Quote the records in full and leave their pictures out.

Stored records:
+ + +
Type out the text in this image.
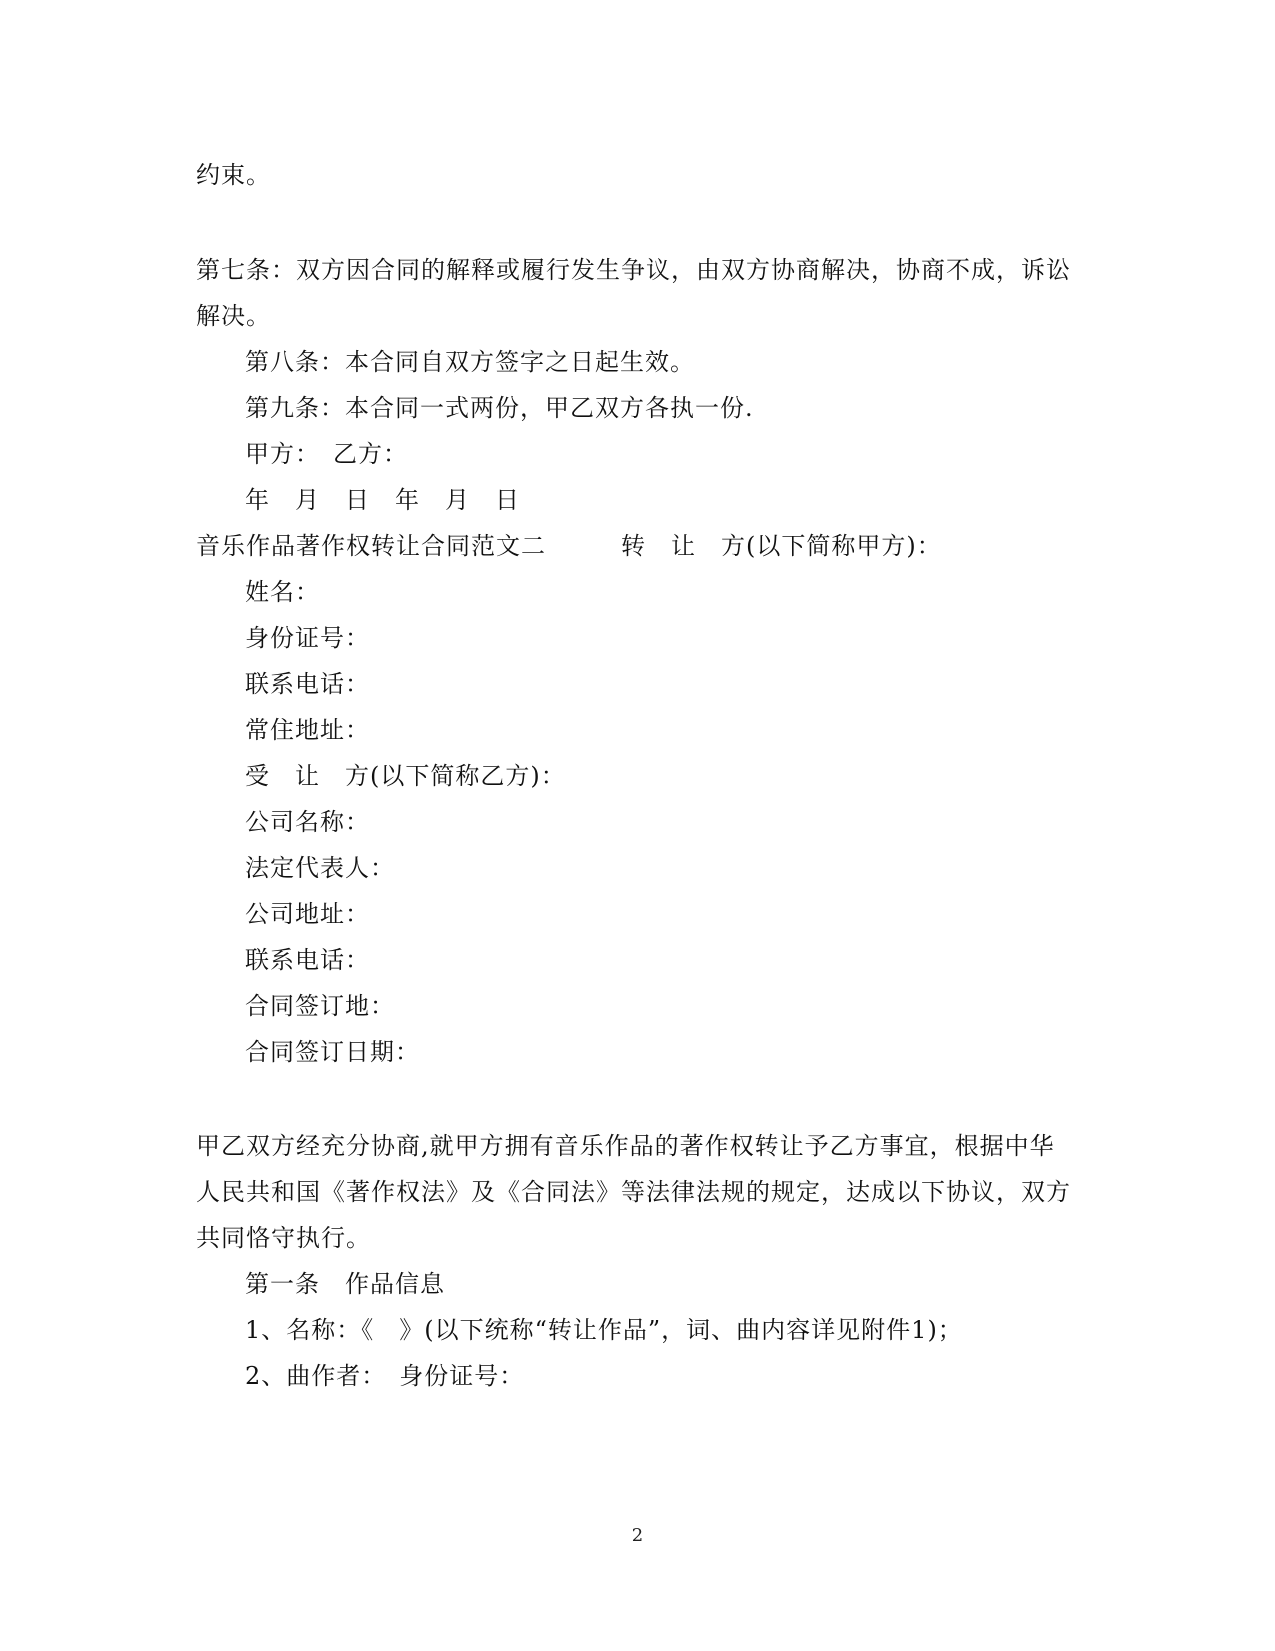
约束。
第七条：双方因合同的解释或履行发生争议，由双方协商解决，协商不成，诉讼
解决。
第八条：本合同自双方签字之日起生效。
第九条：本合同一式两份，甲乙双方各执一份.
甲方：　乙方：
年　月　日　年　月　日
音乐作品著作权转让合同范文二　　　转　让　方(以下简称甲方)：
姓名：
身份证号：
联系电话：
常住地址：
受　让　方(以下简称乙方)：
公司名称：
法定代表人：
公司地址：
联系电话：
合同签订地：
合同签订日期：
甲乙双方经充分协商,就甲方拥有音乐作品的著作权转让予乙方事宜，根据中华
人民共和国《著作权法》及《合同法》等法律法规的规定，达成以下协议，双方
共同恪守执行。
第一条　作品信息
1、名称：《　》(以下统称“转让作品”，词、曲内容详见附件1)；
2、曲作者：　身份证号：
2
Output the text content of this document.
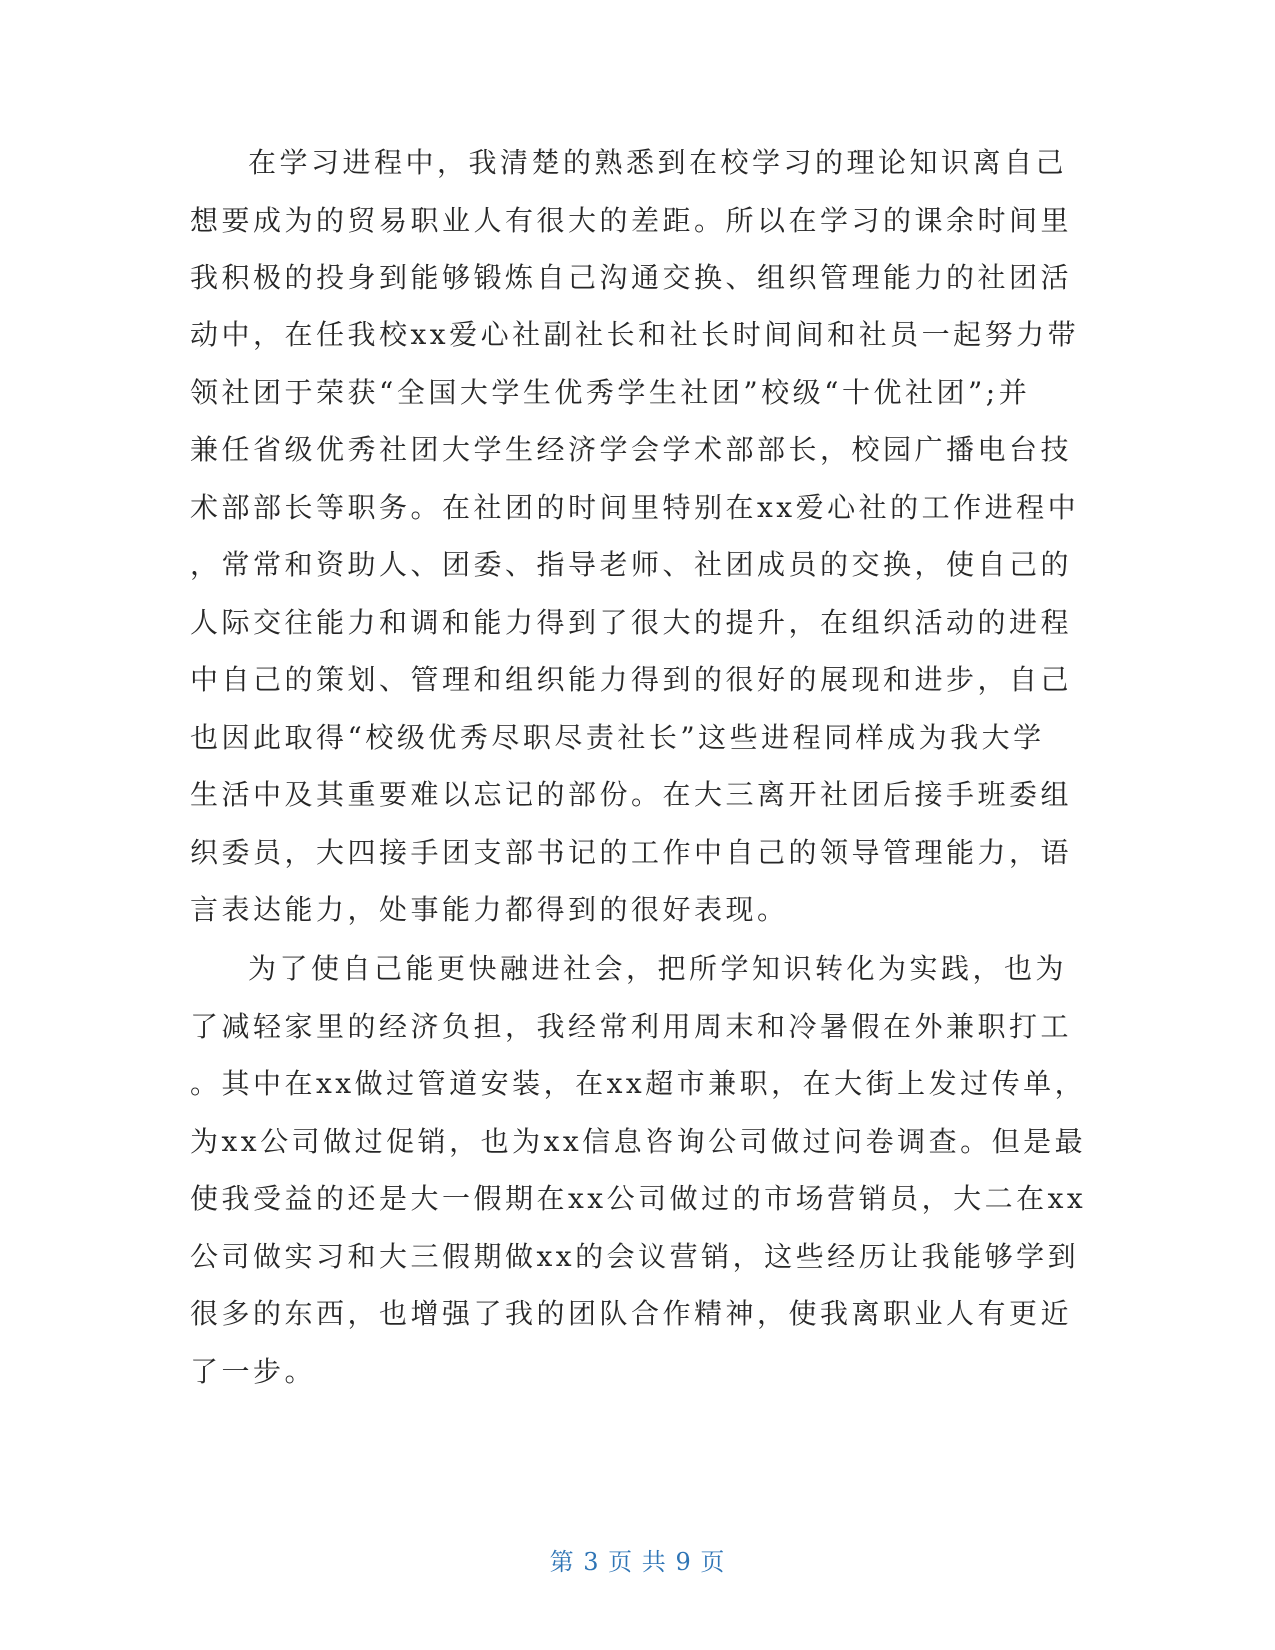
在学习进程中，我清楚的熟悉到在校学习的理论知识离自己

想要成为的贸易职业人有很大的差距。所以在学习的课余时间里

我积极的投身到能够锻炼自己沟通交换、组织管理能力的社团活

动中，在任我校xx爱心社副社长和社长时间间和社员一起努力带

领社团于荣获“全国大学生优秀学生社团”校级“十优社团”;并

兼任省级优秀社团大学生经济学会学术部部长，校园广播电台技

术部部长等职务。在社团的时间里特别在xx爱心社的工作进程中

，常常和资助人、团委、指导老师、社团成员的交换，使自己的

人际交往能力和调和能力得到了很大的提升，在组织活动的进程

中自己的策划、管理和组织能力得到的很好的展现和进步，自己

也因此取得“校级优秀尽职尽责社长”这些进程同样成为我大学

生活中及其重要难以忘记的部份。在大三离开社团后接手班委组

织委员，大四接手团支部书记的工作中自己的领导管理能力，语

言表达能力，处事能力都得到的很好表现。

为了使自己能更快融进社会，把所学知识转化为实践，也为

了减轻家里的经济负担，我经常利用周末和冷暑假在外兼职打工

。其中在xx做过管道安装，在xx超市兼职，在大街上发过传单，

为xx公司做过促销，也为xx信息咨询公司做过问卷调查。但是最

使我受益的还是大一假期在xx公司做过的市场营销员，大二在xx

公司做实习和大三假期做xx的会议营销，这些经历让我能够学到

很多的东西，也增强了我的团队合作精神，使我离职业人有更近

了一步。

第 3 页 共 9 页
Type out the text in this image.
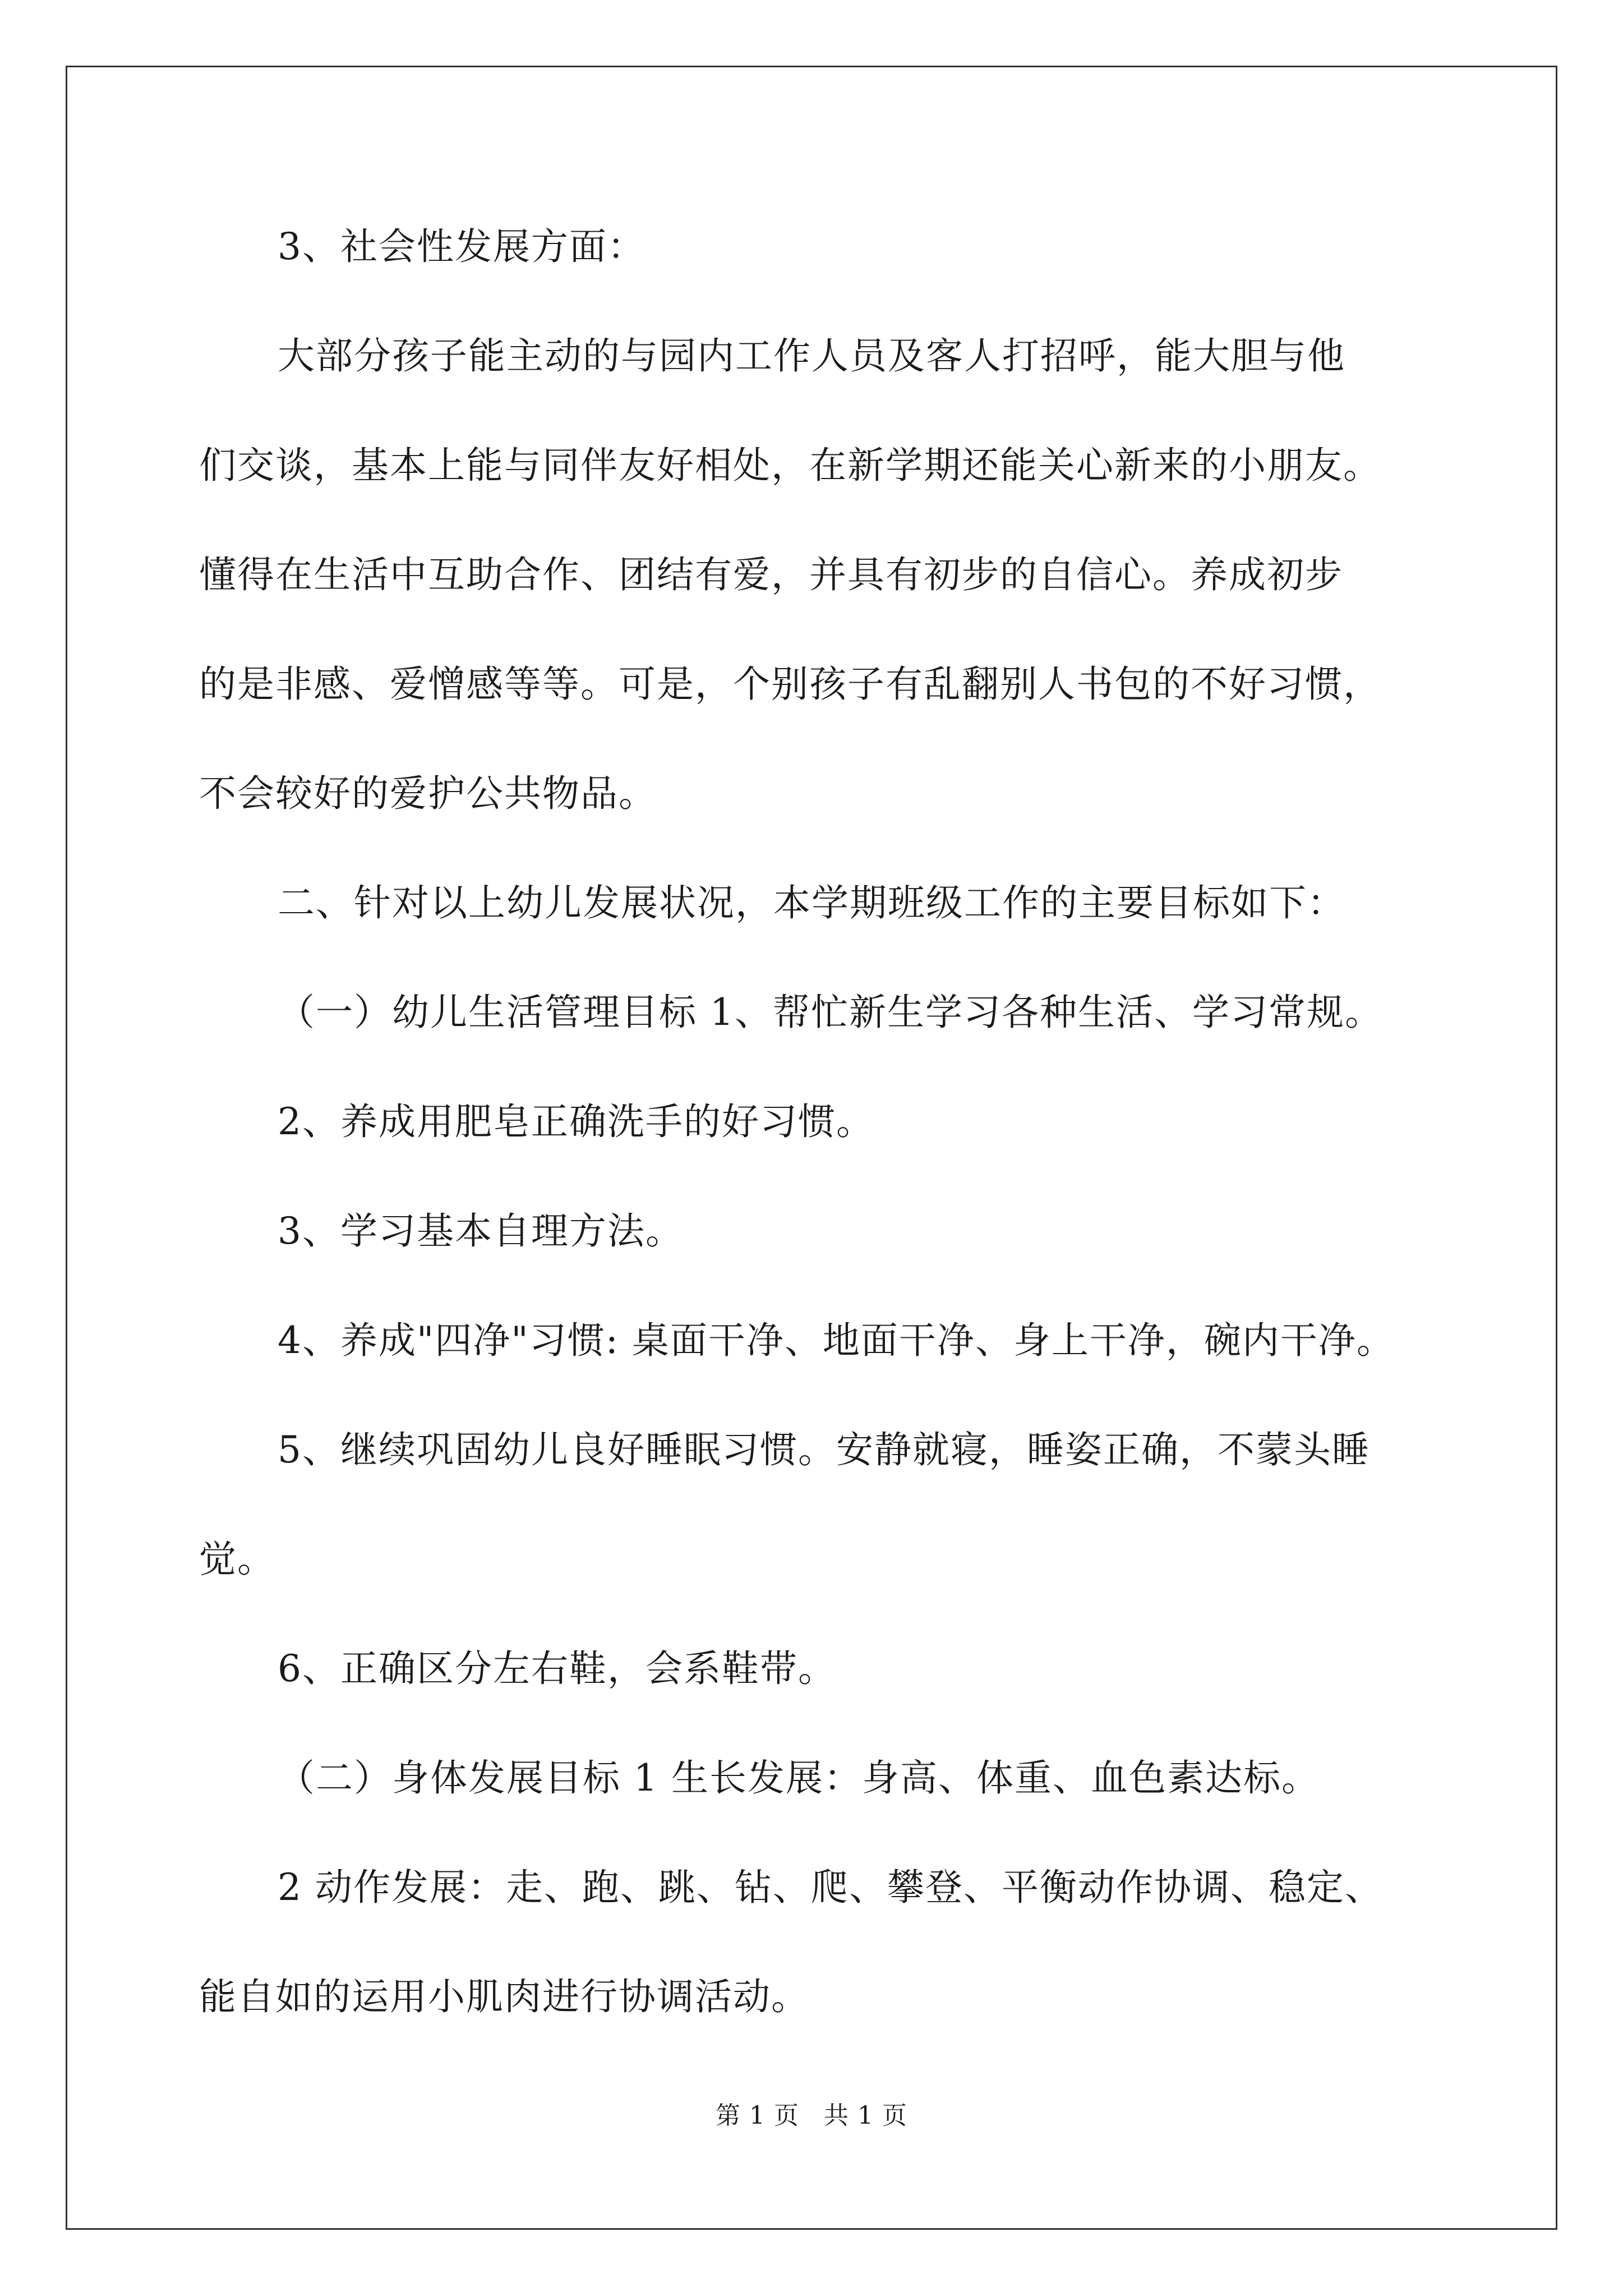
3、社会性发展方面：
大部分孩子能主动的与园内工作人员及客人打招呼，能大胆与他
们交谈，基本上能与同伴友好相处，在新学期还能关心新来的小朋友。
懂得在生活中互助合作、团结有爱，并具有初步的自信心。养成初步
的是非感、爱憎感等等。可是，个别孩子有乱翻别人书包的不好习惯，
不会较好的爱护公共物品。
二、针对以上幼儿发展状况，本学期班级工作的主要目标如下：
（一）幼儿生活管理目标 1、帮忙新生学习各种生活、学习常规。
2、养成用肥皂正确洗手的好习惯。
3、学习基本自理方法。
4、养成"四净"习惯: 桌面干净、地面干净、身上干净，碗内干净。
5、继续巩固幼儿良好睡眠习惯。安静就寝，睡姿正确，不蒙头睡
觉。
6、正确区分左右鞋，会系鞋带。
（二）身体发展目标 1 生长发展：身高、体重、血色素达标。
2 动作发展：走、跑、跳、钻、爬、攀登、平衡动作协调、稳定、
能自如的运用小肌肉进行协调活动。
第 1 页 共 1 页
+ + +
**SOLUTION TO THIS TASK**
Type out the text in this image.
约束。
第七条：双方因合同的解释或履行发生争议，由双方协商解决，协商不成，诉讼
解决。
第八条：本合同自双方签字之日起生效。
第九条：本合同一式两份，甲乙双方各执一份.
甲方：　乙方：
年　月　日　年　月　日
音乐作品著作权转让合同范文二　　　转　让　方(以下简称甲方)：
姓名：
身份证号：
联系电话：
常住地址：
受　让　方(以下简称乙方)：
公司名称：
法定代表人：
公司地址：
联系电话：
合同签订地：
合同签订日期：
甲乙双方经充分协商,就甲方拥有音乐作品的著作权转让予乙方事宜，根据中华
人民共和国《著作权法》及《合同法》等法律法规的规定，达成以下协议，双方
共同恪守执行。
第一条　作品信息
1、名称：《　》(以下统称“转让作品”，词、曲内容详见附件1)；
2、曲作者：　身份证号：
2
Output the text content of this document.
在学习进程中，我清楚的熟悉到在校学习的理论知识离自己

想要成为的贸易职业人有很大的差距。所以在学习的课余时间里

我积极的投身到能够锻炼自己沟通交换、组织管理能力的社团活

动中，在任我校xx爱心社副社长和社长时间间和社员一起努力带

领社团于荣获“全国大学生优秀学生社团”校级“十优社团”;并

兼任省级优秀社团大学生经济学会学术部部长，校园广播电台技

术部部长等职务。在社团的时间里特别在xx爱心社的工作进程中

，常常和资助人、团委、指导老师、社团成员的交换，使自己的

人际交往能力和调和能力得到了很大的提升，在组织活动的进程

中自己的策划、管理和组织能力得到的很好的展现和进步，自己

也因此取得“校级优秀尽职尽责社长”这些进程同样成为我大学

生活中及其重要难以忘记的部份。在大三离开社团后接手班委组

织委员，大四接手团支部书记的工作中自己的领导管理能力，语

言表达能力，处事能力都得到的很好表现。

为了使自己能更快融进社会，把所学知识转化为实践，也为

了减轻家里的经济负担，我经常利用周末和冷暑假在外兼职打工

。其中在xx做过管道安装，在xx超市兼职，在大街上发过传单，

为xx公司做过促销，也为xx信息咨询公司做过问卷调查。但是最

使我受益的还是大一假期在xx公司做过的市场营销员，大二在xx

公司做实习和大三假期做xx的会议营销，这些经历让我能够学到

很多的东西，也增强了我的团队合作精神，使我离职业人有更近

了一步。

第 3 页 共 9 页
Type out the text in this image.
3、社会性发展方面：
大部分孩子能主动的与园内工作人员及客人打招呼，能大胆与他
们交谈，基本上能与同伴友好相处，在新学期还能关心新来的小朋友。
懂得在生活中互助合作、团结有爱，并具有初步的自信心。养成初步
的是非感、爱憎感等等。可是，个别孩子有乱翻别人书包的不好习惯，
不会较好的爱护公共物品。
二、针对以上幼儿发展状况，本学期班级工作的主要目标如下：
（一）幼儿生活管理目标 1、帮忙新生学习各种生活、学习常规。
2、养成用肥皂正确洗手的好习惯。
3、学习基本自理方法。
4、养成"四净"习惯: 桌面干净、地面干净、身上干净，碗内干净。
5、继续巩固幼儿良好睡眠习惯。安静就寝，睡姿正确，不蒙头睡
觉。
6、正确区分左右鞋，会系鞋带。
（二）身体发展目标 1 生长发展：身高、体重、血色素达标。
2 动作发展：走、跑、跳、钻、爬、攀登、平衡动作协调、稳定、
能自如的运用小肌肉进行协调活动。
第 1 页 共 1 页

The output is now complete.